— Start of Data shown —

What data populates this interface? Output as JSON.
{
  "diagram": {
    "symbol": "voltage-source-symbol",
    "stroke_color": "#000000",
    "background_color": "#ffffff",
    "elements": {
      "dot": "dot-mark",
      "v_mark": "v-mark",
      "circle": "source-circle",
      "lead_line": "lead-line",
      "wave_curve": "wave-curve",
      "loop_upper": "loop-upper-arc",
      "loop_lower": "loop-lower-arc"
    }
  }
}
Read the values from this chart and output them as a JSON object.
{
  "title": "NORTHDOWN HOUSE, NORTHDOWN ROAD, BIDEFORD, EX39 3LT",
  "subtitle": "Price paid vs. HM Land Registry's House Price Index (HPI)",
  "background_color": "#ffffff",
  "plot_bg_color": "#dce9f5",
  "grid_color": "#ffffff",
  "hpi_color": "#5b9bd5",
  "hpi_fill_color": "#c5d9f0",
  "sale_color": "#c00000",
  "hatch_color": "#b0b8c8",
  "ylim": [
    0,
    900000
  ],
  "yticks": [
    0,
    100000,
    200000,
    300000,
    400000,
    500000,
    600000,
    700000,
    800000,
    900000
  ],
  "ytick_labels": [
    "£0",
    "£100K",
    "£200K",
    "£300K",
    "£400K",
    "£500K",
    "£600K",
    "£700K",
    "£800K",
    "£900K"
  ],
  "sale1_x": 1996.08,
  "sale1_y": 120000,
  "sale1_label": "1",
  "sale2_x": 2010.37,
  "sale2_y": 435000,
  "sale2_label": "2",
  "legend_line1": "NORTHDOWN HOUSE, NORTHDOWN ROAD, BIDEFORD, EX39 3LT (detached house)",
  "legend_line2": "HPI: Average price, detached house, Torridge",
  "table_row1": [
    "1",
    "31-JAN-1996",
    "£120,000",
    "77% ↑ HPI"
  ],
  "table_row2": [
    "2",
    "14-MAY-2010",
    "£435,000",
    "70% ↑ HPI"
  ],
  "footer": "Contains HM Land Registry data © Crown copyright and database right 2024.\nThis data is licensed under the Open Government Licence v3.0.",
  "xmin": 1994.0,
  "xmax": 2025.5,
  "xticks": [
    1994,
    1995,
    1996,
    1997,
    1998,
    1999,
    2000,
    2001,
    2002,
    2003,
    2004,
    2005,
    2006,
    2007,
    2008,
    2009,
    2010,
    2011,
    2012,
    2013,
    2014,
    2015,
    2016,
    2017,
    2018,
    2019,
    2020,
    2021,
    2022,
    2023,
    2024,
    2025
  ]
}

— End of Data shown —

◆ **Exercise task**:
Extract each line of the material exactly as it stands.

◆ **The result**:
What data populates this interface? Output as JSON.
{
  "diagram": {
    "symbol": "voltage-source-symbol",
    "stroke_color": "#000000",
    "background_color": "#ffffff",
    "elements": {
      "dot": "dot-mark",
      "v_mark": "v-mark",
      "circle": "source-circle",
      "lead_line": "lead-line",
      "wave_curve": "wave-curve",
      "loop_upper": "loop-upper-arc",
      "loop_lower": "loop-lower-arc"
    }
  }
}
Read the values from this chart and output them as a JSON object.
{
  "title": "NORTHDOWN HOUSE, NORTHDOWN ROAD, BIDEFORD, EX39 3LT",
  "subtitle": "Price paid vs. HM Land Registry's House Price Index (HPI)",
  "background_color": "#ffffff",
  "plot_bg_color": "#dce9f5",
  "grid_color": "#ffffff",
  "hpi_color": "#5b9bd5",
  "hpi_fill_color": "#c5d9f0",
  "sale_color": "#c00000",
  "hatch_color": "#b0b8c8",
  "ylim": [
    0,
    900000
  ],
  "yticks": [
    0,
    100000,
    200000,
    300000,
    400000,
    500000,
    600000,
    700000,
    800000,
    900000
  ],
  "ytick_labels": [
    "£0",
    "£100K",
    "£200K",
    "£300K",
    "£400K",
    "£500K",
    "£600K",
    "£700K",
    "£800K",
    "£900K"
  ],
  "sale1_x": 1996.08,
  "sale1_y": 120000,
  "sale1_label": "1",
  "sale2_x": 2010.37,
  "sale2_y": 435000,
  "sale2_label": "2",
  "legend_line1": "NORTHDOWN HOUSE, NORTHDOWN ROAD, BIDEFORD, EX39 3LT (detached house)",
  "legend_line2": "HPI: Average price, detached house, Torridge",
  "table_row1": [
    "1",
    "31-JAN-1996",
    "£120,000",
    "77% ↑ HPI"
  ],
  "table_row2": [
    "2",
    "14-MAY-2010",
    "£435,000",
    "70% ↑ HPI"
  ],
  "footer": "Contains HM Land Registry data © Crown copyright and database right 2024.\nThis data is licensed under the Open Government Licence v3.0.",
  "xmin": 1994.0,
  "xmax": 2025.5,
  "xticks": [
    1994,
    1995,
    1996,
    1997,
    1998,
    1999,
    2000,
    2001,
    2002,
    2003,
    2004,
    2005,
    2006,
    2007,
    2008,
    2009,
    2010,
    2011,
    2012,
    2013,
    2014,
    2015,
    2016,
    2017,
    2018,
    2019,
    2020,
    2021,
    2022,
    2023,
    2024,
    2025
  ]
}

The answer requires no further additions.